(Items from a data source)

● ● ● ●

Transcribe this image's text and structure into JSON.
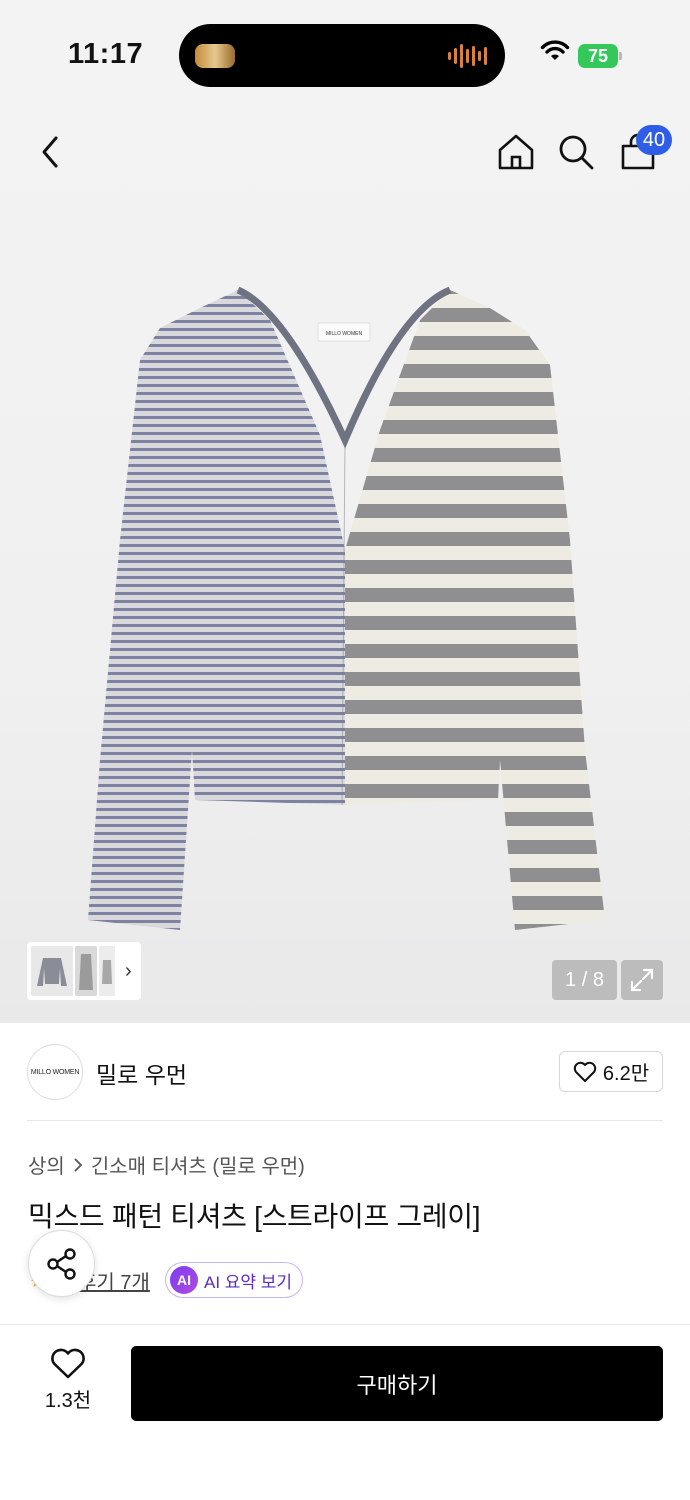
{
  "status_bar": {
    "time": "11:17",
    "battery": "75"
  },
  "header": {
    "cart_badge": "40"
  },
  "gallery": {
    "counter": "1 / 8",
    "garment_label": "MILLO WOMEN"
  },
  "brand": {
    "logo_text": "MILLO WOMEN",
    "name": "밀로 우먼",
    "likes": "6.2만"
  },
  "breadcrumb": {
    "category": "상의",
    "subcategory": "긴소매 티셔츠 (밀로 우먼)"
  },
  "product": {
    "title": "믹스드 패턴 티셔츠 [스트라이프 그레이]"
  },
  "review": {
    "label": "후기 7개"
  },
  "ai_summary": {
    "badge": "AI",
    "label": "AI 요약 보기"
  },
  "bottom": {
    "wish_count": "1.3천",
    "buy_label": "구매하기"
  },
  "colors": {
    "accent_blue": "#2f5de8",
    "ai_purple": "#5a2bc8",
    "battery_green": "#34c759",
    "buy_button": "#000000"
  },
  "icons": [
    "back-icon",
    "home-icon",
    "search-icon",
    "shopping-bag-icon",
    "expand-icon",
    "heart-icon",
    "share-icon",
    "wifi-icon",
    "battery-icon",
    "star-icon",
    "chevron-right-icon"
  ]
}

● ● ● ●

BRIEF: In the records above, find each line holding "WOMEN" and copy it.

RESPONSE TO THIS EXERCISE:
    "garment_label": "MILLO WOMEN"
    "logo_text": "MILLO WOMEN",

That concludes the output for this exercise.